== MATERIAL SUPPLIED ==

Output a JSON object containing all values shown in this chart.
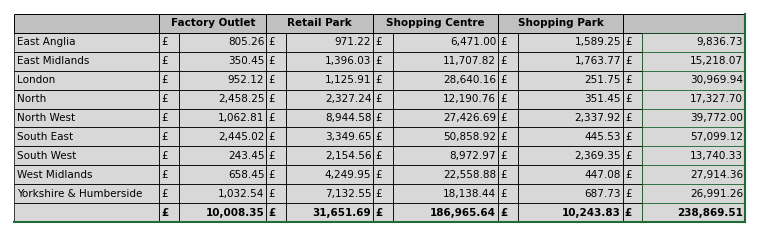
{
  "rows": [
    [
      "East Anglia",
      805.26,
      971.22,
      6471.0,
      1589.25,
      9836.73
    ],
    [
      "East Midlands",
      350.45,
      1396.03,
      11707.82,
      1763.77,
      15218.07
    ],
    [
      "London",
      952.12,
      1125.91,
      28640.16,
      251.75,
      30969.94
    ],
    [
      "North",
      2458.25,
      2327.24,
      12190.76,
      351.45,
      17327.7
    ],
    [
      "North West",
      1062.81,
      8944.58,
      27426.69,
      2337.92,
      39772.0
    ],
    [
      "South East",
      2445.02,
      3349.65,
      50858.92,
      445.53,
      57099.12
    ],
    [
      "South West",
      243.45,
      2154.56,
      8972.97,
      2369.35,
      13740.33
    ],
    [
      "West Midlands",
      658.45,
      4249.95,
      22558.88,
      447.08,
      27914.36
    ],
    [
      "Yorkshire & Humberside",
      1032.54,
      7132.55,
      18138.44,
      687.73,
      26991.26
    ],
    [
      "",
      10008.35,
      31651.69,
      186965.64,
      10243.83,
      238869.51
    ]
  ],
  "col_headers": [
    "",
    "Factory Outlet",
    "Retail Park",
    "Shopping Centre",
    "Shopping Park",
    ""
  ],
  "page_bg": "#ffffff",
  "header_bg": "#c0c0c0",
  "data_bg": "#d8d8d8",
  "total_bg": "#d8d8d8",
  "cell_border": "#000000",
  "green_border": "#1f6b35",
  "text_color": "#000000",
  "font_size": 7.5,
  "col_props": [
    0.163,
    0.022,
    0.098,
    0.022,
    0.098,
    0.022,
    0.118,
    0.022,
    0.118,
    0.022,
    0.115
  ]
}
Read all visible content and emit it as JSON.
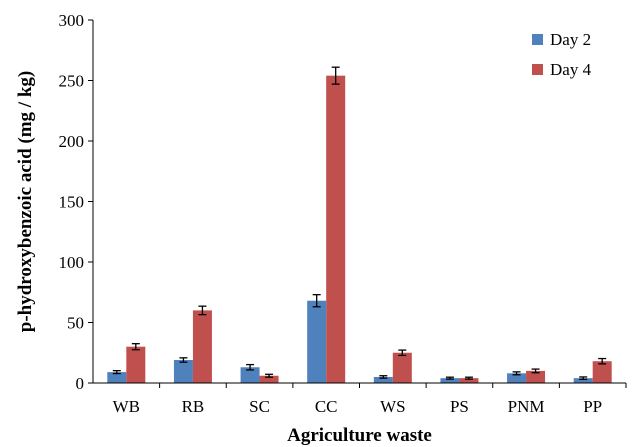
{
  "chart_data": {
    "type": "bar",
    "title": "",
    "xlabel": "Agriculture waste",
    "ylabel": "p-hydroxybenzoic acid (mg / kg)",
    "ylim": [
      0,
      300
    ],
    "yticks": [
      0,
      50,
      100,
      150,
      200,
      250,
      300
    ],
    "grid": false,
    "legend": "top-right",
    "categories": [
      "WB",
      "RB",
      "SC",
      "CC",
      "WS",
      "PS",
      "PNM",
      "PP"
    ],
    "series": [
      {
        "name": "Day 2",
        "color": "#4f81bd",
        "values": [
          9,
          19,
          13,
          68,
          5,
          4,
          8,
          4
        ],
        "errors": [
          1.2,
          1.8,
          2.2,
          5,
          1,
          0.8,
          1.2,
          1
        ]
      },
      {
        "name": "Day 4",
        "color": "#c0504d",
        "values": [
          30,
          60,
          6,
          254,
          25,
          4,
          10,
          18
        ],
        "errors": [
          2.5,
          3.5,
          1.2,
          7,
          2.2,
          0.8,
          1.5,
          2.2
        ]
      }
    ]
  }
}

===

■ WHAT THIS TASK INVOLVES: Repeat the entries exactly and keep the pictures out of the copy.

■ THE RESULT:
Output a JSON object containing all values shown in this chart.
{
  "rows": [
    [
      "East Anglia",
      805.26,
      971.22,
      6471.0,
      1589.25,
      9836.73
    ],
    [
      "East Midlands",
      350.45,
      1396.03,
      11707.82,
      1763.77,
      15218.07
    ],
    [
      "London",
      952.12,
      1125.91,
      28640.16,
      251.75,
      30969.94
    ],
    [
      "North",
      2458.25,
      2327.24,
      12190.76,
      351.45,
      17327.7
    ],
    [
      "North West",
      1062.81,
      8944.58,
      27426.69,
      2337.92,
      39772.0
    ],
    [
      "South East",
      2445.02,
      3349.65,
      50858.92,
      445.53,
      57099.12
    ],
    [
      "South West",
      243.45,
      2154.56,
      8972.97,
      2369.35,
      13740.33
    ],
    [
      "West Midlands",
      658.45,
      4249.95,
      22558.88,
      447.08,
      27914.36
    ],
    [
      "Yorkshire & Humberside",
      1032.54,
      7132.55,
      18138.44,
      687.73,
      26991.26
    ],
    [
      "",
      10008.35,
      31651.69,
      186965.64,
      10243.83,
      238869.51
    ]
  ],
  "col_headers": [
    "",
    "Factory Outlet",
    "Retail Park",
    "Shopping Centre",
    "Shopping Park",
    ""
  ],
  "page_bg": "#ffffff",
  "header_bg": "#c0c0c0",
  "data_bg": "#d8d8d8",
  "total_bg": "#d8d8d8",
  "cell_border": "#000000",
  "green_border": "#1f6b35",
  "text_color": "#000000",
  "font_size": 7.5,
  "col_props": [
    0.163,
    0.022,
    0.098,
    0.022,
    0.098,
    0.022,
    0.118,
    0.022,
    0.118,
    0.022,
    0.115
  ]
}
Read all visible content and emit it as JSON.
{
  "chart_data": {
    "type": "bar",
    "title": "",
    "xlabel": "Agriculture waste",
    "ylabel": "p-hydroxybenzoic acid (mg / kg)",
    "ylim": [
      0,
      300
    ],
    "yticks": [
      0,
      50,
      100,
      150,
      200,
      250,
      300
    ],
    "grid": false,
    "legend": "top-right",
    "categories": [
      "WB",
      "RB",
      "SC",
      "CC",
      "WS",
      "PS",
      "PNM",
      "PP"
    ],
    "series": [
      {
        "name": "Day 2",
        "color": "#4f81bd",
        "values": [
          9,
          19,
          13,
          68,
          5,
          4,
          8,
          4
        ],
        "errors": [
          1.2,
          1.8,
          2.2,
          5,
          1,
          0.8,
          1.2,
          1
        ]
      },
      {
        "name": "Day 4",
        "color": "#c0504d",
        "values": [
          30,
          60,
          6,
          254,
          25,
          4,
          10,
          18
        ],
        "errors": [
          2.5,
          3.5,
          1.2,
          7,
          2.2,
          0.8,
          1.5,
          2.2
        ]
      }
    ]
  }
}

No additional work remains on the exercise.